Parameters | Mean ± SD | Spearman rank correlation coefficient | P-value |
---|---|---|---|
Mean IOP (mmHg) | 15.0±4.0 | 0.3361 | 0.001 |
IOP difference (mmHg) | 6.8±4.7 | 0.3263 | 0.0207 |
SD-IOP (mmHg) | 2.4±1.4 | 0.3272 | 0.0061 |
Peak IOP (mmHg) | 18.9±6.2 | 0.4334 | 0.0017 |
Abbreviations: IOP, intraocular pressure; SD, standard deviation; SD-IOP, standard deviation of IOP.
Discussion
The prior studies on IOP fluctuation were a mix of short-term and long-term studies. It has been difficult to determine the significance of these studies due to lack of standardization regarding the time between assessments, the methods of measurement, and the definition of IOP fluctuation itself. To the best of our knowledge, this study is the first to analyze the relationship between long-term and short-term IOP fluctuations with a CLS. We measured four parameters for determining long-term IOP fluctuations. The mean IOP as well as peak IOP, the IOP difference, and SD-IOP of long-term IOP fluctuation was correlated with the short-term IOP fluctuation measured with a CLS. Thus, the short-term and the long-term IOP fluctuations were significantly correlated.
The long-term IOP fluctuation was shown as a significant risk factor by multiple logistic regression analysis.8,15 Another study showed that peak IOP was a better predictor of progression than mean IOP or IOP fluctuation.9 Some studies reported that the short-term and the long-term IOP fluctuations were correlated in stable glaucoma patients.15–19 These results are in agreement with our present findings.

▶ **TASKS TO CARRY OUT**:
A. In the IOP fluctuation text, what Spearman rank correlation coefficient is reported for peak IOP?
B. Please pick up the IOP fluctuation text after its final sentence and carry its discussion forward.

Dataset entries

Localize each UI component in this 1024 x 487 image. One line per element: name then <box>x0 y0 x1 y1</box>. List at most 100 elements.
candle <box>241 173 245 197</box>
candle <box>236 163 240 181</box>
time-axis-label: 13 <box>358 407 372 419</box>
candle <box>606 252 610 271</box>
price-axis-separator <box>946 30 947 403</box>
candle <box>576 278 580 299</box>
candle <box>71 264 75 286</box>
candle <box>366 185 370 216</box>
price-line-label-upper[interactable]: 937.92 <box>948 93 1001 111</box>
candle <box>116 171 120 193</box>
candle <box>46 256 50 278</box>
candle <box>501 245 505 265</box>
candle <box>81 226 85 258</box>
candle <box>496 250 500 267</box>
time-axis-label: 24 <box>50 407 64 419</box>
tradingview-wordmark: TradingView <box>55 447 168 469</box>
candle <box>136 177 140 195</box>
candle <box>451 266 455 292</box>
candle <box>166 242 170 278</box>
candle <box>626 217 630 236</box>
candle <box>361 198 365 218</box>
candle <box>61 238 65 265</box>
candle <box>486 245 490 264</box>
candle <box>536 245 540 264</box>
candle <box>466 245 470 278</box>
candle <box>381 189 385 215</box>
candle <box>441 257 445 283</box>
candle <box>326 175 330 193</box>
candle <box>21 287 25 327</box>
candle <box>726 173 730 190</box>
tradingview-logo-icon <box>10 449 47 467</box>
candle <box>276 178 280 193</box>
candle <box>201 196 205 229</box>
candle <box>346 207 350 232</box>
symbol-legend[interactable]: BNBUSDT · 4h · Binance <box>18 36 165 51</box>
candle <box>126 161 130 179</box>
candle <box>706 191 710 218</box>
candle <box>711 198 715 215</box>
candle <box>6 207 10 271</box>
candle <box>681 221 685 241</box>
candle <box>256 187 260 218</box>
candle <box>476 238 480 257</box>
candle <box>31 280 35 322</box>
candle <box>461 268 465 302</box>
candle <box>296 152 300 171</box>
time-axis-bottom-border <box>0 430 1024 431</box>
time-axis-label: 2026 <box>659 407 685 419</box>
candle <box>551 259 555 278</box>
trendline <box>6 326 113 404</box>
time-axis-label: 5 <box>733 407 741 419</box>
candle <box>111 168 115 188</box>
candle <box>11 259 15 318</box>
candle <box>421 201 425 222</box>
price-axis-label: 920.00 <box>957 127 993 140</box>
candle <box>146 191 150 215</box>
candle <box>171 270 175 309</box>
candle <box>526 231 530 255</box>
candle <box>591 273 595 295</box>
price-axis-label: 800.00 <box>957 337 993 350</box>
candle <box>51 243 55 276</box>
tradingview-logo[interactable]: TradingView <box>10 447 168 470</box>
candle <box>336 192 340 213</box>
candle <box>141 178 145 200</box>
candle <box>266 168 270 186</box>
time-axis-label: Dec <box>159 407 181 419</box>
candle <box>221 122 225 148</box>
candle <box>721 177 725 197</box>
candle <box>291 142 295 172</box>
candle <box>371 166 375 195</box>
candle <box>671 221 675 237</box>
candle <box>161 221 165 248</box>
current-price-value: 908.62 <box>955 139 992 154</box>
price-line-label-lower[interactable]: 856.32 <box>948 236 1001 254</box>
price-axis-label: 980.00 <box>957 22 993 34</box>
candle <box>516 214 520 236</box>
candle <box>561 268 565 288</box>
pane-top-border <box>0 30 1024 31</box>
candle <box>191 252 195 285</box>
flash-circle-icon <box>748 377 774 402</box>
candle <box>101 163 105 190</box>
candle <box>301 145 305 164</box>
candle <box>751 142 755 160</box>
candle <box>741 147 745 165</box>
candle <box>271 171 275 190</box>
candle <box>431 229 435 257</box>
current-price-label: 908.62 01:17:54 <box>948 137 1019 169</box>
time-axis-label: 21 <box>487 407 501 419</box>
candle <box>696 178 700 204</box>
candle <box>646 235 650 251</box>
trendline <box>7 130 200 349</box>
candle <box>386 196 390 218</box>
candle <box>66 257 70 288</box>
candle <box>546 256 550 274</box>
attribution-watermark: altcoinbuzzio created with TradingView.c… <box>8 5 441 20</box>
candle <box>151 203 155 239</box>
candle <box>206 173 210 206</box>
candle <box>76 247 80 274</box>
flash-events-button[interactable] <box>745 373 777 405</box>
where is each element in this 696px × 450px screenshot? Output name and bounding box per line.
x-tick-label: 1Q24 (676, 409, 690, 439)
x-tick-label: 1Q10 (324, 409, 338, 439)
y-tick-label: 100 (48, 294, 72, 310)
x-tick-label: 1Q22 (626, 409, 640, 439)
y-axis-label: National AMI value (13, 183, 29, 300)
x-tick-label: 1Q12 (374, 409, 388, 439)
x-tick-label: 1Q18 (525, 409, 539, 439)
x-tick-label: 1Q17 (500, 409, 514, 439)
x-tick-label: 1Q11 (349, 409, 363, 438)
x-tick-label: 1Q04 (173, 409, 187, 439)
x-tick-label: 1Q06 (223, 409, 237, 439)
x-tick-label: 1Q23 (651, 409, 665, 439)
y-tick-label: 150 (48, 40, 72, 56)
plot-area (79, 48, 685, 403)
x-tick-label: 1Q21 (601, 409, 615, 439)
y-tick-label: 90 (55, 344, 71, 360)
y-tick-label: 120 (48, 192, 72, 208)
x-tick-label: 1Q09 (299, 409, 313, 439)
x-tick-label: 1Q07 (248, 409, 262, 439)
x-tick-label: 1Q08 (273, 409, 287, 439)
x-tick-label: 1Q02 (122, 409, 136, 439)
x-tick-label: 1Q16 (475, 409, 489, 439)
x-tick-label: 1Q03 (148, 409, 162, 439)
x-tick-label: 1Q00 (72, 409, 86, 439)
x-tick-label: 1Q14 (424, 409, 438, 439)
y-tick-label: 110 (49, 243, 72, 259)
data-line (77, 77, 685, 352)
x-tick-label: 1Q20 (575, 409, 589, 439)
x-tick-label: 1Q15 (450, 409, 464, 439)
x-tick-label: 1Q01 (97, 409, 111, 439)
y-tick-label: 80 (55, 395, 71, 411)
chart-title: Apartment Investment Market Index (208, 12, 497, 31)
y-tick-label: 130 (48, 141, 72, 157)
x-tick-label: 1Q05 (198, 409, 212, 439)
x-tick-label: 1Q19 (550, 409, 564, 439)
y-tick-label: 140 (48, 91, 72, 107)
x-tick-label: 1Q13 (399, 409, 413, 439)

▶ **SET OF ANSWERS**:
A. 0.4334

B.
Tan et al reported that short-term IOP fluctuation correlated with thickness of retinal nerve fiber layer.17 Agnifili et al compared IOP fluctuations between healthy subjects and glaucoma patients. They reported that glaucoma patients showed larger IOP fluctuation than normal subjects.18 The larger IOP fluctuation in both long and short term could predict the rate of deterioration of VF. The only available treatment for glaucoma at present is lowering the IOP, but it does not adequately suppress the progression of glaucoma.8,9 Since a new treatment modality to reduce the IOP fluctuation is required, it may be necessary to use a CLS to measure IOP fluctuations.
Measuring the IOP fluctuation with a CLS could thus become a standard method of measuring short-term IOP fluctuation. This method has several merits: IOP fluctuation can be measured every 5 minutes rather than every few hours. IOP fluctuation can be measured without interfering with the CLS wearer’s sleep. No restriction is imposed on the subject’s posture during the measurement. Even though the obtained values are objective (mVeq), short-term IOP fluctuations measured with a CLS might help to predict long-term IOP fluctuations.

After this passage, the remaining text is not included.